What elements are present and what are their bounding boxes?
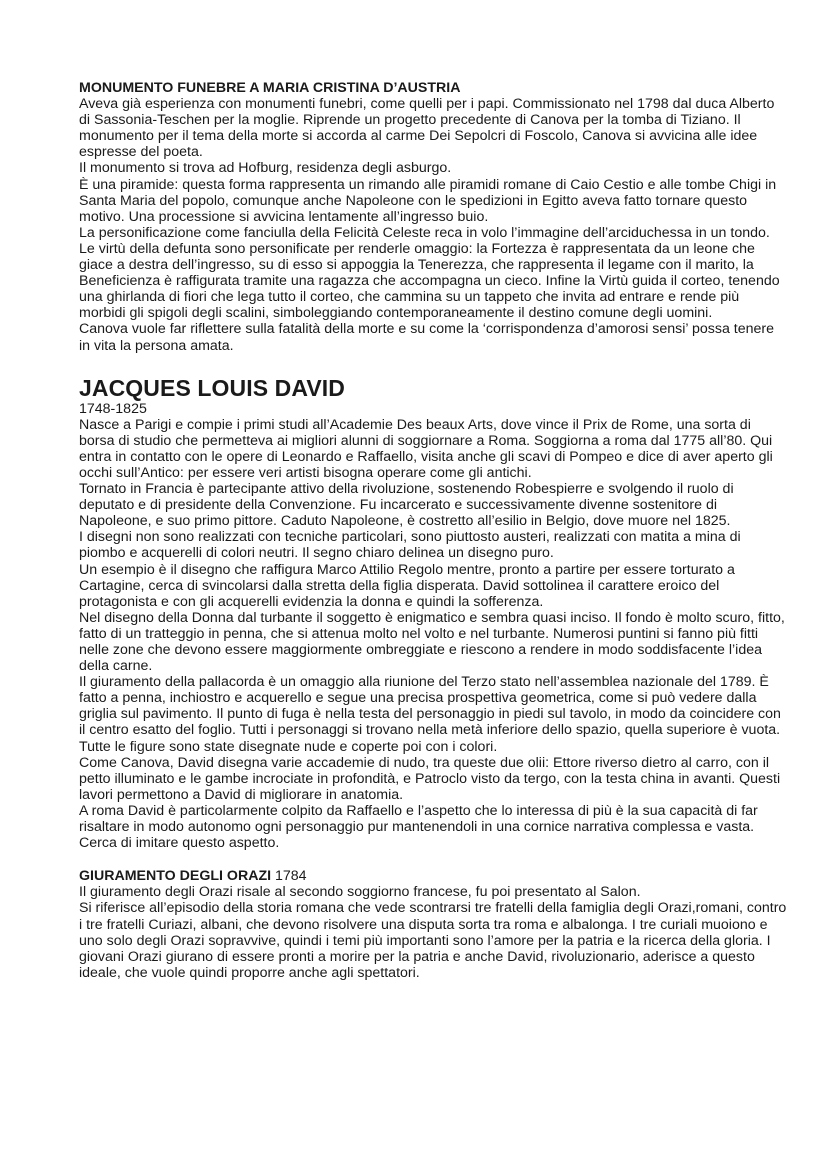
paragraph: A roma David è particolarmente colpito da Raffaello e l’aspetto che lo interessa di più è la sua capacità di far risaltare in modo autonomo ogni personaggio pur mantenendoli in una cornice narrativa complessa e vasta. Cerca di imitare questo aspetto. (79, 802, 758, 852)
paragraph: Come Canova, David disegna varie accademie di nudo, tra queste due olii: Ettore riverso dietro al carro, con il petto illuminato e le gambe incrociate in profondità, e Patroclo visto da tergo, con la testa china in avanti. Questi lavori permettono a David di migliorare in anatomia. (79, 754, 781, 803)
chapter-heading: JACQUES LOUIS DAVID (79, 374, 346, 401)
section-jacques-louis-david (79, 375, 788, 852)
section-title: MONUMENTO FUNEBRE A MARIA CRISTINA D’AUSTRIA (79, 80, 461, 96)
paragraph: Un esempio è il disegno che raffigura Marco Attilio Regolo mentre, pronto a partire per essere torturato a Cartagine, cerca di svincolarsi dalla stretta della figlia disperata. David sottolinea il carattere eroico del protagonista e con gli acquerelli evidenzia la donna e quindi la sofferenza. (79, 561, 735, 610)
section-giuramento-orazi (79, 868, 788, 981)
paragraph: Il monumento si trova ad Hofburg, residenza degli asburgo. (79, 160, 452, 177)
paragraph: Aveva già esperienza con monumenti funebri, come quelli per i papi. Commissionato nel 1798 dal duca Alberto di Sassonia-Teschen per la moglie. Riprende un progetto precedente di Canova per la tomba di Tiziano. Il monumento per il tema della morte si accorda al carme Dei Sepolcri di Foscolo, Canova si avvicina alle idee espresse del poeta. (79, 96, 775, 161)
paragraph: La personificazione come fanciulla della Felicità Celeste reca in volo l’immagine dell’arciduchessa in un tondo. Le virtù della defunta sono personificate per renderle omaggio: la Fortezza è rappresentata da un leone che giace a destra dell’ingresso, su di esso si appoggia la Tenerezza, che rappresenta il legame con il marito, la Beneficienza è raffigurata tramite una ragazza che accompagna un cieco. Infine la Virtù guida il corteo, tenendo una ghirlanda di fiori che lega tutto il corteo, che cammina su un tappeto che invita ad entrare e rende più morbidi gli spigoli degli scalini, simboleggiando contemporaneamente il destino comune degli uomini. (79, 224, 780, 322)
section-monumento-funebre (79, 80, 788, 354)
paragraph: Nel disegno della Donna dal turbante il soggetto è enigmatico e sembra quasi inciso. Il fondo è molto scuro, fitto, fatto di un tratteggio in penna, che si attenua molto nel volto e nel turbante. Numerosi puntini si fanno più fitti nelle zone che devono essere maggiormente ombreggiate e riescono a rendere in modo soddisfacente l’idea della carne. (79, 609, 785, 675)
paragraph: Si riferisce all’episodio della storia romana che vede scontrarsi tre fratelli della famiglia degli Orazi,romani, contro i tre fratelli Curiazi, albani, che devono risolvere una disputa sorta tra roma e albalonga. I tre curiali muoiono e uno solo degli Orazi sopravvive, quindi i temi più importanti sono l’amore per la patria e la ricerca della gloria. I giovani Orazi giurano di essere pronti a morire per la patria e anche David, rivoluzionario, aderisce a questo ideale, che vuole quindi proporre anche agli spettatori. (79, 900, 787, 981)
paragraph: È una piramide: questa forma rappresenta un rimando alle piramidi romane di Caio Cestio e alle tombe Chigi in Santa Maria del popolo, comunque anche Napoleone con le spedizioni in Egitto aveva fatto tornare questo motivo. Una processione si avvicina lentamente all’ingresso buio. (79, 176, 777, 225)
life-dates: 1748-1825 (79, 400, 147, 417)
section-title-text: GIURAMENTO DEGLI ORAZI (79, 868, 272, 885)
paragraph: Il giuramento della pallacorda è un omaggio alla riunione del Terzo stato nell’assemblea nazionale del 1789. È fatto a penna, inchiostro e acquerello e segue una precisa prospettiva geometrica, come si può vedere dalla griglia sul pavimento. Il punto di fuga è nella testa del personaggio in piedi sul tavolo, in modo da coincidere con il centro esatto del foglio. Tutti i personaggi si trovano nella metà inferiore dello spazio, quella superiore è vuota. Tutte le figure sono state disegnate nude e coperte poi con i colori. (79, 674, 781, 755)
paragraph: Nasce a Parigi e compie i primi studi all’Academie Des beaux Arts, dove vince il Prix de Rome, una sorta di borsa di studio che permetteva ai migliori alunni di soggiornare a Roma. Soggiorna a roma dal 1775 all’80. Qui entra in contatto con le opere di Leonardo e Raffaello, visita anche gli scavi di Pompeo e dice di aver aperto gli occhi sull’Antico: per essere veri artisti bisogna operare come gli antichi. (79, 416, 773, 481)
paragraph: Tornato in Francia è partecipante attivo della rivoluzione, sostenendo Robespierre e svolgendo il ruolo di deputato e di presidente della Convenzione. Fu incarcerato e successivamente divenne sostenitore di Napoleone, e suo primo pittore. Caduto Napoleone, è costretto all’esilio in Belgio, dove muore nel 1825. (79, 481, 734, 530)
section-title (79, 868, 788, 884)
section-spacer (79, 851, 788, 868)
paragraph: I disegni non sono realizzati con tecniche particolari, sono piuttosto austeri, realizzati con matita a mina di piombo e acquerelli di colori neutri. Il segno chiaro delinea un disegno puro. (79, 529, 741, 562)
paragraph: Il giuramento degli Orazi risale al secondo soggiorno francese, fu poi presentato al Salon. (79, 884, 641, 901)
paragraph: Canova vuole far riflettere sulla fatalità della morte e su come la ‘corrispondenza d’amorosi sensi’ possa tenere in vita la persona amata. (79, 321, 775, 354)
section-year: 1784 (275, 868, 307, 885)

===

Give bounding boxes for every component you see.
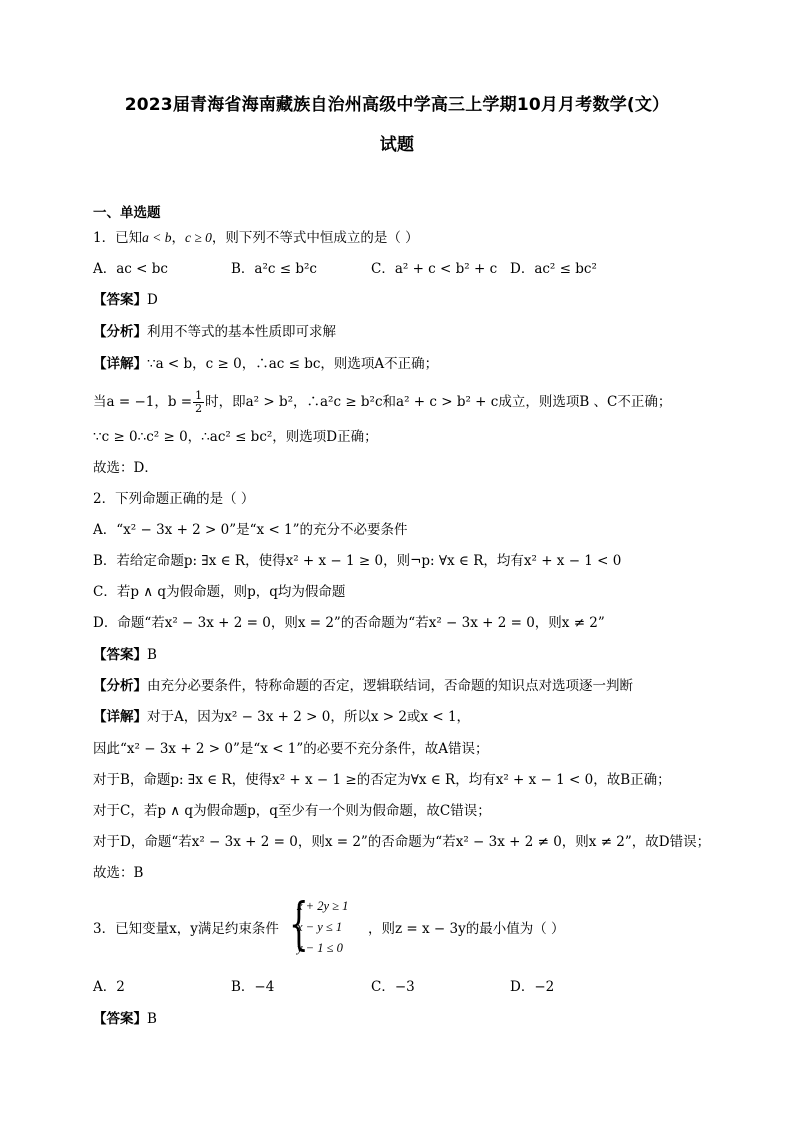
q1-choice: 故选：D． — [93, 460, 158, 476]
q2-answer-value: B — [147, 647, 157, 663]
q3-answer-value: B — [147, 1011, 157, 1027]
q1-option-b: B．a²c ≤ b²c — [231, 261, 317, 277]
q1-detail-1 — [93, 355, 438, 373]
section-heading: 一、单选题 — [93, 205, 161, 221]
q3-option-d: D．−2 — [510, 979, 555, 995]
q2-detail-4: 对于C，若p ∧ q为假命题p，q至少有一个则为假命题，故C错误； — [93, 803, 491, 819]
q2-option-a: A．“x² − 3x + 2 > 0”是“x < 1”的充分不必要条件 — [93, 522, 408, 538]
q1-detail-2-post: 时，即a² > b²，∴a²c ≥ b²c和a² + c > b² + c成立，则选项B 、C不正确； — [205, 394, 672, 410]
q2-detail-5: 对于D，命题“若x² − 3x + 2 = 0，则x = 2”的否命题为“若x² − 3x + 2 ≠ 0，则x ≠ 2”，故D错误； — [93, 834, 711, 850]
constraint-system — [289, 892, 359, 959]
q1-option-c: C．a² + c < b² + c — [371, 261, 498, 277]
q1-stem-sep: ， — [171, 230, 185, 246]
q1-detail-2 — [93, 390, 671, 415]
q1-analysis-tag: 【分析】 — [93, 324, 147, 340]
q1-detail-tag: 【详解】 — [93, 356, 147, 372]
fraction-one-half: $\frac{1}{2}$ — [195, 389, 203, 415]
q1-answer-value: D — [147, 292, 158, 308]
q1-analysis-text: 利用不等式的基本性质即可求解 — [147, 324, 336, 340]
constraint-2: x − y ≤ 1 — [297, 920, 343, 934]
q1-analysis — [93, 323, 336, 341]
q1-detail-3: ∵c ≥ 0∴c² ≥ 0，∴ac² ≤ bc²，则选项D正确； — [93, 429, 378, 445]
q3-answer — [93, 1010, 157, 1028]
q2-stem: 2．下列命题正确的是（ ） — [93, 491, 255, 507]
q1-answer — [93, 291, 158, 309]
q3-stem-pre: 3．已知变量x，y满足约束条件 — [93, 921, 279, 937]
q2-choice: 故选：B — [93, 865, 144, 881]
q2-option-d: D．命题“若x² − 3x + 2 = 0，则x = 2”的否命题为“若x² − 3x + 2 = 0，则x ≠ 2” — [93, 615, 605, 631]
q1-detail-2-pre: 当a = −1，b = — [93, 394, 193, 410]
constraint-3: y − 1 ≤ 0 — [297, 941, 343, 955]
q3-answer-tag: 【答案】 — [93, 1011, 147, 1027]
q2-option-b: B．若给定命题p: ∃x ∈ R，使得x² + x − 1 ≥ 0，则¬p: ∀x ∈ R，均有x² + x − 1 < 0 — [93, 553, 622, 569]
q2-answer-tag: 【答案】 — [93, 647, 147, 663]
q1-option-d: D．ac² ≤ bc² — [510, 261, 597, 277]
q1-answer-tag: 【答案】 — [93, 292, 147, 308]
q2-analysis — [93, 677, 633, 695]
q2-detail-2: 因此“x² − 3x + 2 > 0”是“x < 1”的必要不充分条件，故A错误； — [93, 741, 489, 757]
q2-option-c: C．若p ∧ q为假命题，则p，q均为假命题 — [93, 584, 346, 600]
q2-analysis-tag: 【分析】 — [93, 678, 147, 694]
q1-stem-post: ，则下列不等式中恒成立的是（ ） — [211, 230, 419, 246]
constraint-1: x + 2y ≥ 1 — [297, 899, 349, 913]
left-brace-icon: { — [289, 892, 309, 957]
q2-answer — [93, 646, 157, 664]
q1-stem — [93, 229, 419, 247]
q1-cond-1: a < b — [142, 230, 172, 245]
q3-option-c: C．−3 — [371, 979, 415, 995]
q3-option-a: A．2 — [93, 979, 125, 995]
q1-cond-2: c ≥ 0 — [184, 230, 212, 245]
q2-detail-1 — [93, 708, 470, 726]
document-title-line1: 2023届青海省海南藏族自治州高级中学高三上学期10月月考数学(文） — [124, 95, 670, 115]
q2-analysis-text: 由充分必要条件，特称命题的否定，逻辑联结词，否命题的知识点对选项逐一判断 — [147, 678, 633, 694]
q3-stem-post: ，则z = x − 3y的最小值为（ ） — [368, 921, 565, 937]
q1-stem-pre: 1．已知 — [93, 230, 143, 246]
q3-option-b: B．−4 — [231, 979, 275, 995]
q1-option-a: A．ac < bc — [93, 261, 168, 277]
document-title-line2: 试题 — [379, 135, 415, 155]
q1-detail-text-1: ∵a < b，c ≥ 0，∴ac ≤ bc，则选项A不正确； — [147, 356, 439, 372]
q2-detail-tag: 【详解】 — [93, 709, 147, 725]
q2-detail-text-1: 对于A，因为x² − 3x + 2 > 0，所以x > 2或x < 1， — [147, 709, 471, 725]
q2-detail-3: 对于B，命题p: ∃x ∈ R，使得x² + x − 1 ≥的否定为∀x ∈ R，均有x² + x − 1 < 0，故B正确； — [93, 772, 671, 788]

===

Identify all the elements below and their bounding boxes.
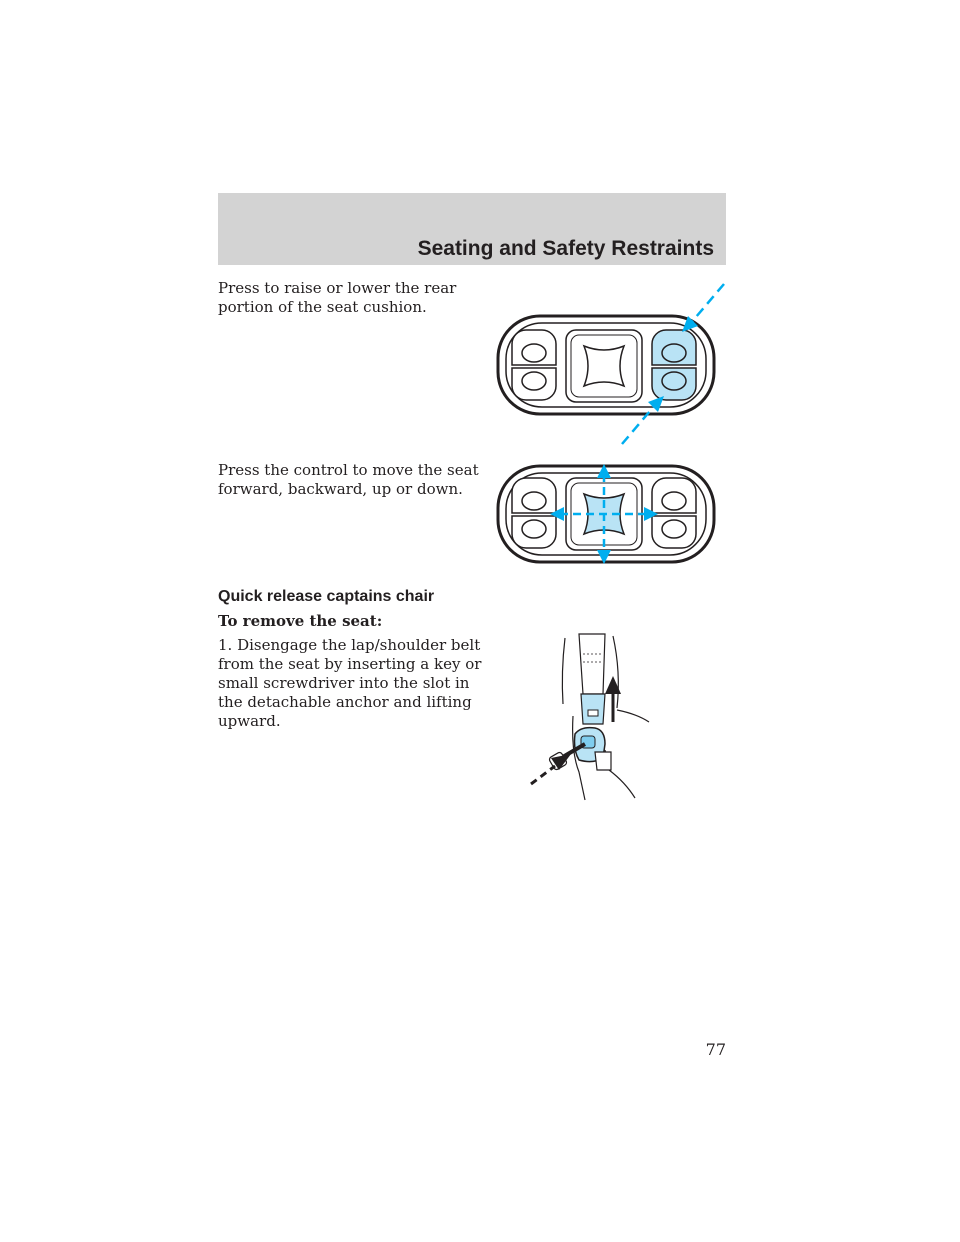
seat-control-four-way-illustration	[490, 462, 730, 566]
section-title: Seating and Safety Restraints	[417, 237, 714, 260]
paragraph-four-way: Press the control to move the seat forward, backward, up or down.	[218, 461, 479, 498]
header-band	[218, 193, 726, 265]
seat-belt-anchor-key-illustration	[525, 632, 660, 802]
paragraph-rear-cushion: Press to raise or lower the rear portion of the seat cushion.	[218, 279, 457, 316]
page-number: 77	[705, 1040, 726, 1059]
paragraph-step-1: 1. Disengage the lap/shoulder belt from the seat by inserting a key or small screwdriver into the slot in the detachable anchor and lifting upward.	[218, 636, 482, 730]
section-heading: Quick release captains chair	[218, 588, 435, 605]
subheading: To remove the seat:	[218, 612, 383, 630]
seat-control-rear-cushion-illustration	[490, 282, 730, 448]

===

• _Your instructions_:
Copy out the items from the line containing "q1-choice: 故选：D． — [93, 460, 158, 476]" through the line containing "q2-detail-4: 对于C，若p ∧", both included, keeping each one unchanged.

• _Solution_:
q1-choice: 故选：D． — [93, 460, 158, 476]
q2-answer-value: B — [147, 647, 157, 663]
q3-answer-value: B — [147, 1011, 157, 1027]
q1-option-b: B．a²c ≤ b²c — [231, 261, 317, 277]
q1-detail-1 — [93, 355, 438, 373]
section-heading: 一、单选题 — [93, 205, 161, 221]
q3-option-d: D．−2 — [510, 979, 555, 995]
q2-detail-4: 对于C，若p ∧ q为假命题p，q至少有一个则为假命题，故C错误； — [93, 803, 491, 819]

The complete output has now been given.